--- BEGIN PROVIDED PASSAGE ---

# Need a 4K video camera



## Bennymiata (Aug 28, 2018)

I'm looking to update my 70d, which is usually used for my video work, but now that I've updated my pc, I want to get a good 4K video camera.
I'm looking at an XC10 or one of the XF400 cameras. That's the sort of budget I have.
I don't do lots of professional work, but I do a few weddings, corporate events and also like to video birds and my cats!
My pro videos almost always have dubbed sound, so I don't need the XC15.

I really like the form factor of the XC10, but could be swayed.
What do the users of the XC10s and 15s think of them? I'd love to hear your thoughts as some stuff I've read about them says they're rubbish and other reports from users say they're fantastic.
I'm not doing high-end videos but I'd like to offer good 4k content to some of my corporate clients that would be happy to pay extra for it too. 
I would generally be using it in auto or semi-auto modes.


----------



## ethanz (Aug 28, 2018)

Does the XC10 have DPAF? I didn't see it. That would be sorely missed. 

The 1dx2 is great for 4K video. Not sure yet about the 5d4 (trying it this weekend).


----------



## Bennymiata (Aug 29, 2018)

It does have DPAF and tracks pretty well too.


----------



## Mt Spokane Photography (Aug 29, 2018)

Be sure to look at Sony cameras too. That's one area where Sony shines. You see Sony video cameras wearing Canon lenses at sports events.

--- END PROVIDED PASSAGE ---
--- BEGIN ENTRIES PROVIDED ---

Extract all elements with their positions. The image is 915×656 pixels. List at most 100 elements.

--- END ENTRIES PROVIDED ---
--- BEGIN ENTRIES PROVIDED ---

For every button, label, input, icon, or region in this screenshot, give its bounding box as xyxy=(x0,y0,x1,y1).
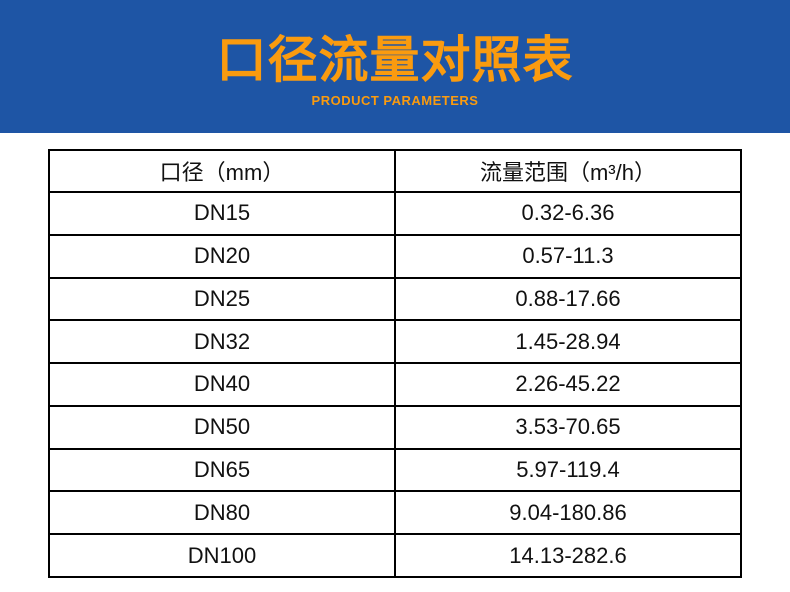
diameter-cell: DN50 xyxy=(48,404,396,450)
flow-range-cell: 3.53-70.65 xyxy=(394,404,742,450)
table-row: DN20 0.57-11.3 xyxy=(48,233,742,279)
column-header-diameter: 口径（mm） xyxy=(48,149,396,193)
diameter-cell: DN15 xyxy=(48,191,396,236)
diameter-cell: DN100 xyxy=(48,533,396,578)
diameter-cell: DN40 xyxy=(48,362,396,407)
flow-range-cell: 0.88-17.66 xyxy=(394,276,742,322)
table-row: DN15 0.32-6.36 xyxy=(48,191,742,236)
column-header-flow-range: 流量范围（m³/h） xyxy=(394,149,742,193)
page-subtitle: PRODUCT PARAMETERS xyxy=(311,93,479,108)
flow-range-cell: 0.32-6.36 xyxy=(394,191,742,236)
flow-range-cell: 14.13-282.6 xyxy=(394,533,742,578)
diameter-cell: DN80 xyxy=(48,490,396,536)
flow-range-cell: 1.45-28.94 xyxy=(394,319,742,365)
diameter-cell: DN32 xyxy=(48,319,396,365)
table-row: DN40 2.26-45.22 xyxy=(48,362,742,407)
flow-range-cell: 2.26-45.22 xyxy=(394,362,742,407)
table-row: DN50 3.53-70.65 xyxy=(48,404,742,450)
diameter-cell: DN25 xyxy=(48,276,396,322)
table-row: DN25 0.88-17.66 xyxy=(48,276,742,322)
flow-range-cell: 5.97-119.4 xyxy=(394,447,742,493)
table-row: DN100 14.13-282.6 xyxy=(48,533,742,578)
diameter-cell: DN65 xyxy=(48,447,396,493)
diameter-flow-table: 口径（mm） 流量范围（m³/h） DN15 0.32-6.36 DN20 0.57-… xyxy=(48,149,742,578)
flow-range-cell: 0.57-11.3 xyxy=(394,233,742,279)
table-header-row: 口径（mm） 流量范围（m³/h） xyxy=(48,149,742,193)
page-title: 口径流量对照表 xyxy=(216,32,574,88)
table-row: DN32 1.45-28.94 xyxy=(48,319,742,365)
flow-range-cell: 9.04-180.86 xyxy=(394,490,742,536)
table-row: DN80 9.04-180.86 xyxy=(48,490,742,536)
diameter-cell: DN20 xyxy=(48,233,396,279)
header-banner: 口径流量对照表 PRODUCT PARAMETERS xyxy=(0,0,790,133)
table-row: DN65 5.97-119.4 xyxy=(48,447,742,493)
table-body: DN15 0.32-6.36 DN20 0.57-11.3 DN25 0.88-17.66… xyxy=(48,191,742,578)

--- END ENTRIES PROVIDED ---
--- BEGIN ENTRIES PROVIDED ---

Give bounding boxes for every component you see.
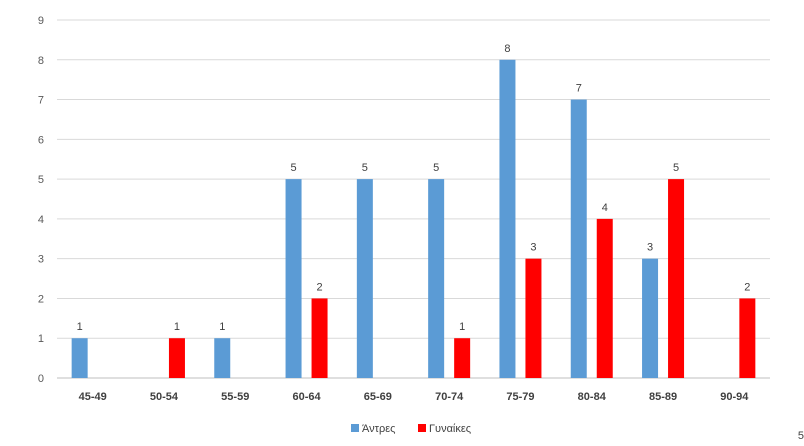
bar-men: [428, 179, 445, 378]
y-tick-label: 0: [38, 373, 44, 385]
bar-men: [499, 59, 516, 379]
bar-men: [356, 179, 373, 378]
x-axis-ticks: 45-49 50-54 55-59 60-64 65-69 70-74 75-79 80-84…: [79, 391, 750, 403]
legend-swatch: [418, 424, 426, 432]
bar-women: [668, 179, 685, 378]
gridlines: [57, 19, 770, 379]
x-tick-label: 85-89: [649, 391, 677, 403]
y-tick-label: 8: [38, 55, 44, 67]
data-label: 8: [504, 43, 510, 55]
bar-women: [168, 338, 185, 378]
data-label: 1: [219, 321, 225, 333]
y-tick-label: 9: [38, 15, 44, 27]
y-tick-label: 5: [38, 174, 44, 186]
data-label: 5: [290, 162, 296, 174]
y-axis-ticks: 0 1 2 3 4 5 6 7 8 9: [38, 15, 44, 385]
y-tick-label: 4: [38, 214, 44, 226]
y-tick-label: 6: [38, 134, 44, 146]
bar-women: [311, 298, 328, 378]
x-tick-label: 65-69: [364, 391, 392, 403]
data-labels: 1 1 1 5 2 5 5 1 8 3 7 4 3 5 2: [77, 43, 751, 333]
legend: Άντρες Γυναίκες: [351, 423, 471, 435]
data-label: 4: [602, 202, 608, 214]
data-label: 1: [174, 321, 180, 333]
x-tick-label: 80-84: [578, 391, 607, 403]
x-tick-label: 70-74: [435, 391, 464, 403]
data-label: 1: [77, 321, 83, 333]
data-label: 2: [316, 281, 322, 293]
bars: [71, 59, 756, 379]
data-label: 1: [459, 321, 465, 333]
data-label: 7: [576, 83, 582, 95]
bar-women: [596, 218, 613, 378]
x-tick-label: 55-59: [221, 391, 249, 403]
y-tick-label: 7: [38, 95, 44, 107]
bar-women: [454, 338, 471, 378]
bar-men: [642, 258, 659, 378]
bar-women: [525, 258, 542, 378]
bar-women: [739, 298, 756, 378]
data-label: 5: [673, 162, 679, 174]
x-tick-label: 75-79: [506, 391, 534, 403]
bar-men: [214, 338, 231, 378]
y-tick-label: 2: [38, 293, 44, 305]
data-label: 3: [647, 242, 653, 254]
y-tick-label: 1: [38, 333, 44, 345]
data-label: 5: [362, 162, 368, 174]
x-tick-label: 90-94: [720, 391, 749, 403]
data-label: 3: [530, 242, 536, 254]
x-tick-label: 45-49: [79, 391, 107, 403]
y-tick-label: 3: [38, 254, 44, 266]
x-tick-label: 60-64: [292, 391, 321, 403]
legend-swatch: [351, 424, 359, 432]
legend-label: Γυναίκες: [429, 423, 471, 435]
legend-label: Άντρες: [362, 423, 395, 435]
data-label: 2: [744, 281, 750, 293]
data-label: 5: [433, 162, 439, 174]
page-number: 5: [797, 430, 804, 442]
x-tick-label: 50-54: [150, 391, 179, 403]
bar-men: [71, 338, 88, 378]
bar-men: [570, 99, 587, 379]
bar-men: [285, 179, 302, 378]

--- END ENTRIES PROVIDED ---

### YOUR GOAL
Reproduce the forum thread about choosing a 4K video camera in full, word for word.

### WORKED ANSWER
# Need a 4K video camera



## Bennymiata (Aug 28, 2018)

I'm looking to update my 70d, which is usually used for my video work, but now that I've updated my pc, I want to get a good 4K video camera.
I'm looking at an XC10 or one of the XF400 cameras. That's the sort of budget I have.
I don't do lots of professional work, but I do a few weddings, corporate events and also like to video birds and my cats!
My pro videos almost always have dubbed sound, so I don't need the XC15.

I really like the form factor of the XC10, but could be swayed.
What do the users of the XC10s and 15s think of them? I'd love to hear your thoughts as some stuff I've read about them says they're rubbish and other reports from users say they're fantastic.
I'm not doing high-end videos but I'd like to offer good 4k content to some of my corporate clients that would be happy to pay extra for it too. 
I would generally be using it in auto or semi-auto modes.


----------



## ethanz (Aug 28, 2018)

Does the XC10 have DPAF? I didn't see it. That would be sorely missed. 

The 1dx2 is great for 4K video. Not sure yet about the 5d4 (trying it this weekend).


----------



## Bennymiata (Aug 29, 2018)

It does have DPAF and tracks pretty well too.


----------



## Mt Spokane Photography (Aug 29, 2018)

Be sure to look at Sony cameras too. That's one area where Sony shines. You see Sony video cameras wearing Canon lenses at sports events.